Exercise inputs:
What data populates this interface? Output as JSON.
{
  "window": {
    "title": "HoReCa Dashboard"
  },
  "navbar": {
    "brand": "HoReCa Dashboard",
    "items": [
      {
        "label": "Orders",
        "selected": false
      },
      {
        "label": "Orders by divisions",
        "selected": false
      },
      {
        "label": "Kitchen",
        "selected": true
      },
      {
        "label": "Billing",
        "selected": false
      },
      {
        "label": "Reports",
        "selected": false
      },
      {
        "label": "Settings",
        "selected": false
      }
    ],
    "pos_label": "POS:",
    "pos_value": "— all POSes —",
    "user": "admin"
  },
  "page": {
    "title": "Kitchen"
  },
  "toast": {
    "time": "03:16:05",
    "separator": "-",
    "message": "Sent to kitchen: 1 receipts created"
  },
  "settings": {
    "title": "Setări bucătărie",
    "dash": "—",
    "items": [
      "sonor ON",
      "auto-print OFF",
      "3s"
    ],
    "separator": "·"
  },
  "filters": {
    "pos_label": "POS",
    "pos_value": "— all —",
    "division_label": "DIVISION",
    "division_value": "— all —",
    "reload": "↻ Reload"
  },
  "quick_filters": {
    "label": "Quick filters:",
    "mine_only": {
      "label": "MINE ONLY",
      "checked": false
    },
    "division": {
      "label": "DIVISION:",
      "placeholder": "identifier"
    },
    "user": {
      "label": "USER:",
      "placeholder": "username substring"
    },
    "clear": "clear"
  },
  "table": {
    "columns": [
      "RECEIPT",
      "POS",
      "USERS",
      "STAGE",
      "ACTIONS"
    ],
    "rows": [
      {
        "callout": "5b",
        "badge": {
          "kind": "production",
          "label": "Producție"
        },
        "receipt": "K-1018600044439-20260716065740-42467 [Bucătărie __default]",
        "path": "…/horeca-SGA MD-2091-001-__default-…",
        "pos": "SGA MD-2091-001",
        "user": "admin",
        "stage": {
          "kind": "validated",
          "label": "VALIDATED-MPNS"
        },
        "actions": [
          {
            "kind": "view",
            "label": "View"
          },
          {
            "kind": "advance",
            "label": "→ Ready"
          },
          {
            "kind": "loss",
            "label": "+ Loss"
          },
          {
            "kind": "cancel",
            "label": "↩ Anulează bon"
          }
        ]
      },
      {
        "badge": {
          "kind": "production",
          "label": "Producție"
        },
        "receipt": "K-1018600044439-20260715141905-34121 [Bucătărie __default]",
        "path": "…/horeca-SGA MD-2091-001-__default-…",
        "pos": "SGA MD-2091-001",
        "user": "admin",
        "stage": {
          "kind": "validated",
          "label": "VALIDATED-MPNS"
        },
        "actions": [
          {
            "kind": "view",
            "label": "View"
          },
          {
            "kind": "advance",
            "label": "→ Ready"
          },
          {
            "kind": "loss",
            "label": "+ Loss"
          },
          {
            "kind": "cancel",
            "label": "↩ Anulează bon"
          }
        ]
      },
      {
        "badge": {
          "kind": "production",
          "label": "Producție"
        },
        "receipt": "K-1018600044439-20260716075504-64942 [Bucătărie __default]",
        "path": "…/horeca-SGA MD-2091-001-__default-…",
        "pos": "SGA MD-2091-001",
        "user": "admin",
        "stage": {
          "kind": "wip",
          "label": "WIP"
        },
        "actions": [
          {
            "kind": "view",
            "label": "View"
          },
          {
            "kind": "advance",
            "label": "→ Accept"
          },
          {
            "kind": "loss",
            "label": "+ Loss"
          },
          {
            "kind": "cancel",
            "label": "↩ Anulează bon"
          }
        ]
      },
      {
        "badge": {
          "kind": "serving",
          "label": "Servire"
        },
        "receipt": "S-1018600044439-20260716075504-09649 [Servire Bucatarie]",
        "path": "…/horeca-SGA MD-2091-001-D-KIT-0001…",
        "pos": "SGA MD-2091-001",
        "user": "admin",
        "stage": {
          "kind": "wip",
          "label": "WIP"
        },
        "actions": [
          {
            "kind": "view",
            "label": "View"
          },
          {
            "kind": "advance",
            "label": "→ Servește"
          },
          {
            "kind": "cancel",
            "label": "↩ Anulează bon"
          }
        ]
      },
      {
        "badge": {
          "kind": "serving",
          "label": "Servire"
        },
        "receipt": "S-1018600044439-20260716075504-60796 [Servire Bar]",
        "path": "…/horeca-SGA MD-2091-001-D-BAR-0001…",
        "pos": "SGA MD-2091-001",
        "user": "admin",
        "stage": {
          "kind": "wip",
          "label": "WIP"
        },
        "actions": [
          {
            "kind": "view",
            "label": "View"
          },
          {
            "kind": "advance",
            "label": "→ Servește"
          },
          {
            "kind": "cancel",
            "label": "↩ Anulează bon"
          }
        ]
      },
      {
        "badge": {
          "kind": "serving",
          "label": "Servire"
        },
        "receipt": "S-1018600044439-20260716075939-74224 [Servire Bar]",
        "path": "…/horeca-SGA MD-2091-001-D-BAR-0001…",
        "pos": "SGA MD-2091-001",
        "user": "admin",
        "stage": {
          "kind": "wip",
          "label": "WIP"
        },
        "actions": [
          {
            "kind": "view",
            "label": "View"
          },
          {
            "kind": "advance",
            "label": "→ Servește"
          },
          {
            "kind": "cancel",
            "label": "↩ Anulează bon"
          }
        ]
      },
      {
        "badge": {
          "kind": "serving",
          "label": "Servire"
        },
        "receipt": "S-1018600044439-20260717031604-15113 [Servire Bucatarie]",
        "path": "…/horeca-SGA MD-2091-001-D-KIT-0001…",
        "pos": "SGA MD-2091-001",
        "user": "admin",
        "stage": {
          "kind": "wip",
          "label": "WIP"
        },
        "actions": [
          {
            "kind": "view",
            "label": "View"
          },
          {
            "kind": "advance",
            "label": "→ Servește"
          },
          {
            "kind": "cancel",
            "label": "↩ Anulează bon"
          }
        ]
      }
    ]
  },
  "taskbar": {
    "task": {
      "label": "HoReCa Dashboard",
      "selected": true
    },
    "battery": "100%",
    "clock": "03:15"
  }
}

Direction: Please repeat the material above, word for word and in full.

Answer to the exercise:
What data populates this interface? Output as JSON.
{
  "window": {
    "title": "HoReCa Dashboard"
  },
  "navbar": {
    "brand": "HoReCa Dashboard",
    "items": [
      {
        "label": "Orders",
        "selected": false
      },
      {
        "label": "Orders by divisions",
        "selected": false
      },
      {
        "label": "Kitchen",
        "selected": true
      },
      {
        "label": "Billing",
        "selected": false
      },
      {
        "label": "Reports",
        "selected": false
      },
      {
        "label": "Settings",
        "selected": false
      }
    ],
    "pos_label": "POS:",
    "pos_value": "— all POSes —",
    "user": "admin"
  },
  "page": {
    "title": "Kitchen"
  },
  "toast": {
    "time": "03:16:05",
    "separator": "-",
    "message": "Sent to kitchen: 1 receipts created"
  },
  "settings": {
    "title": "Setări bucătărie",
    "dash": "—",
    "items": [
      "sonor ON",
      "auto-print OFF",
      "3s"
    ],
    "separator": "·"
  },
  "filters": {
    "pos_label": "POS",
    "pos_value": "— all —",
    "division_label": "DIVISION",
    "division_value": "— all —",
    "reload": "↻ Reload"
  },
  "quick_filters": {
    "label": "Quick filters:",
    "mine_only": {
      "label": "MINE ONLY",
      "checked": false
    },
    "division": {
      "label": "DIVISION:",
      "placeholder": "identifier"
    },
    "user": {
      "label": "USER:",
      "placeholder": "username substring"
    },
    "clear": "clear"
  },
  "table": {
    "columns": [
      "RECEIPT",
      "POS",
      "USERS",
      "STAGE",
      "ACTIONS"
    ],
    "rows": [
      {
        "callout": "5b",
        "badge": {
          "kind": "production",
          "label": "Producție"
        },
        "receipt": "K-1018600044439-20260716065740-42467 [Bucătărie __default]",
        "path": "…/horeca-SGA MD-2091-001-__default-…",
        "pos": "SGA MD-2091-001",
        "user": "admin",
        "stage": {
          "kind": "validated",
          "label": "VALIDATED-MPNS"
        },
        "actions": [
          {
            "kind": "view",
            "label": "View"
          },
          {
            "kind": "advance",
            "label": "→ Ready"
          },
          {
            "kind": "loss",
            "label": "+ Loss"
          },
          {
            "kind": "cancel",
            "label": "↩ Anulează bon"
          }
        ]
      },
      {
        "badge": {
          "kind": "production",
          "label": "Producție"
        },
        "receipt": "K-1018600044439-20260715141905-34121 [Bucătărie __default]",
        "path": "…/horeca-SGA MD-2091-001-__default-…",
        "pos": "SGA MD-2091-001",
        "user": "admin",
        "stage": {
          "kind": "validated",
          "label": "VALIDATED-MPNS"
        },
        "actions": [
          {
            "kind": "view",
            "label": "View"
          },
          {
            "kind": "advance",
            "label": "→ Ready"
          },
          {
            "kind": "loss",
            "label": "+ Loss"
          },
          {
            "kind": "cancel",
            "label": "↩ Anulează bon"
          }
        ]
      },
      {
        "badge": {
          "kind": "production",
          "label": "Producție"
        },
        "receipt": "K-1018600044439-20260716075504-64942 [Bucătărie __default]",
        "path": "…/horeca-SGA MD-2091-001-__default-…",
        "pos": "SGA MD-2091-001",
        "user": "admin",
        "stage": {
          "kind": "wip",
          "label": "WIP"
        },
        "actions": [
          {
            "kind": "view",
            "label": "View"
          },
          {
            "kind": "advance",
            "label": "→ Accept"
          },
          {
            "kind": "loss",
            "label": "+ Loss"
          },
          {
            "kind": "cancel",
            "label": "↩ Anulează bon"
          }
        ]
      },
      {
        "badge": {
          "kind": "serving",
          "label": "Servire"
        },
        "receipt": "S-1018600044439-20260716075504-09649 [Servire Bucatarie]",
        "path": "…/horeca-SGA MD-2091-001-D-KIT-0001…",
        "pos": "SGA MD-2091-001",
        "user": "admin",
        "stage": {
          "kind": "wip",
          "label": "WIP"
        },
        "actions": [
          {
            "kind": "view",
            "label": "View"
          },
          {
            "kind": "advance",
            "label": "→ Servește"
          },
          {
            "kind": "cancel",
            "label": "↩ Anulează bon"
          }
        ]
      },
      {
        "badge": {
          "kind": "serving",
          "label": "Servire"
        },
        "receipt": "S-1018600044439-20260716075504-60796 [Servire Bar]",
        "path": "…/horeca-SGA MD-2091-001-D-BAR-0001…",
        "pos": "SGA MD-2091-001",
        "user": "admin",
        "stage": {
          "kind": "wip",
          "label": "WIP"
        },
        "actions": [
          {
            "kind": "view",
            "label": "View"
          },
          {
            "kind": "advance",
            "label": "→ Servește"
          },
          {
            "kind": "cancel",
            "label": "↩ Anulează bon"
          }
        ]
      },
      {
        "badge": {
          "kind": "serving",
          "label": "Servire"
        },
        "receipt": "S-1018600044439-20260716075939-74224 [Servire Bar]",
        "path": "…/horeca-SGA MD-2091-001-D-BAR-0001…",
        "pos": "SGA MD-2091-001",
        "user": "admin",
        "stage": {
          "kind": "wip",
          "label": "WIP"
        },
        "actions": [
          {
            "kind": "view",
            "label": "View"
          },
          {
            "kind": "advance",
            "label": "→ Servește"
          },
          {
            "kind": "cancel",
            "label": "↩ Anulează bon"
          }
        ]
      },
      {
        "badge": {
          "kind": "serving",
          "label": "Servire"
        },
        "receipt": "S-1018600044439-20260717031604-15113 [Servire Bucatarie]",
        "path": "…/horeca-SGA MD-2091-001-D-KIT-0001…",
        "pos": "SGA MD-2091-001",
        "user": "admin",
        "stage": {
          "kind": "wip",
          "label": "WIP"
        },
        "actions": [
          {
            "kind": "view",
            "label": "View"
          },
          {
            "kind": "advance",
            "label": "→ Servește"
          },
          {
            "kind": "cancel",
            "label": "↩ Anulează bon"
          }
        ]
      }
    ]
  },
  "taskbar": {
    "task": {
      "label": "HoReCa Dashboard",
      "selected": true
    },
    "battery": "100%",
    "clock": "03:15"
  }
}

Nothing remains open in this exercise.